(Collected data entries)
━━━━━━━━━━━━━━━━━━━━━━━━━━━━━━
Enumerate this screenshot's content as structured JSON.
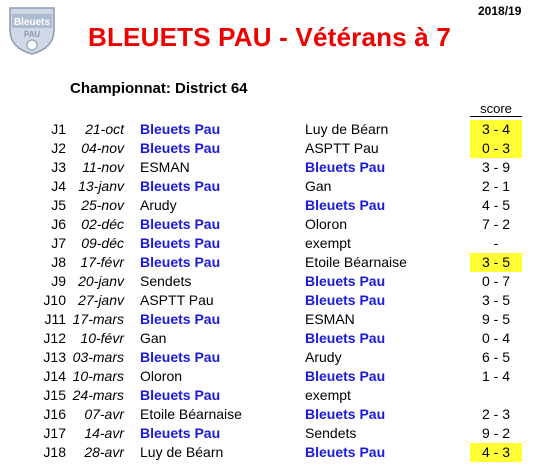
{
  "header": {
    "logo_text": "Bleuets PAU",
    "season": "2018/19",
    "title": "BLEUETS PAU - Vétérans à 7",
    "subtitle": "Championnat: District 64",
    "score_label": "score"
  },
  "colors": {
    "title": "#ee0000",
    "home_team": "#1a1adb",
    "highlight": "#ffff33"
  },
  "matches": [
    {
      "day": "J1",
      "date": "21-oct",
      "home": "Bleuets Pau",
      "away": "Luy de Béarn",
      "score": "3 - 4",
      "highlight": true
    },
    {
      "day": "J2",
      "date": "04-nov",
      "home": "Bleuets Pau",
      "away": "ASPTT Pau",
      "score": "0 - 3",
      "highlight": true
    },
    {
      "day": "J3",
      "date": "11-nov",
      "home": "ESMAN",
      "away": "Bleuets Pau",
      "score": "3 - 9",
      "highlight": false
    },
    {
      "day": "J4",
      "date": "13-janv",
      "home": "Bleuets Pau",
      "away": "Gan",
      "score": "2 - 1",
      "highlight": false
    },
    {
      "day": "J5",
      "date": "25-nov",
      "home": "Arudy",
      "away": "Bleuets Pau",
      "score": "4 - 5",
      "highlight": false
    },
    {
      "day": "J6",
      "date": "02-déc",
      "home": "Bleuets Pau",
      "away": "Oloron",
      "score": "7 - 2",
      "highlight": false
    },
    {
      "day": "J7",
      "date": "09-déc",
      "home": "Bleuets Pau",
      "away": "exempt",
      "score": "-",
      "highlight": false
    },
    {
      "day": "J8",
      "date": "17-févr",
      "home": "Bleuets Pau",
      "away": "Etoile Béarnaise",
      "score": "3 - 5",
      "highlight": true
    },
    {
      "day": "J9",
      "date": "20-janv",
      "home": "Sendets",
      "away": "Bleuets Pau",
      "score": "0 - 7",
      "highlight": false
    },
    {
      "day": "J10",
      "date": "27-janv",
      "home": "ASPTT Pau",
      "away": "Bleuets Pau",
      "score": "3 - 5",
      "highlight": false
    },
    {
      "day": "J11",
      "date": "17-mars",
      "home": "Bleuets Pau",
      "away": "ESMAN",
      "score": "9 - 5",
      "highlight": false
    },
    {
      "day": "J12",
      "date": "10-févr",
      "home": "Gan",
      "away": "Bleuets Pau",
      "score": "0 - 4",
      "highlight": false
    },
    {
      "day": "J13",
      "date": "03-mars",
      "home": "Bleuets Pau",
      "away": "Arudy",
      "score": "6 - 5",
      "highlight": false
    },
    {
      "day": "J14",
      "date": "10-mars",
      "home": "Oloron",
      "away": "Bleuets Pau",
      "score": "1 - 4",
      "highlight": false
    },
    {
      "day": "J15",
      "date": "24-mars",
      "home": "Bleuets Pau",
      "away": "exempt",
      "score": "",
      "highlight": false
    },
    {
      "day": "J16",
      "date": "07-avr",
      "home": "Etoile Béarnaise",
      "away": "Bleuets Pau",
      "score": "2 - 3",
      "highlight": false
    },
    {
      "day": "J17",
      "date": "14-avr",
      "home": "Bleuets Pau",
      "away": "Sendets",
      "score": "9 - 2",
      "highlight": false
    },
    {
      "day": "J18",
      "date": "28-avr",
      "home": "Luy de Béarn",
      "away": "Bleuets Pau",
      "score": "4 - 3",
      "highlight": true
    }
  ]
}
━━━━━━━━━━━━━━━━━━━━━━━━━━━━━━
Show every line above in which the word "Etoile" occurs.

      "away": "Etoile Béarnaise",
      "home": "Etoile Béarnaise",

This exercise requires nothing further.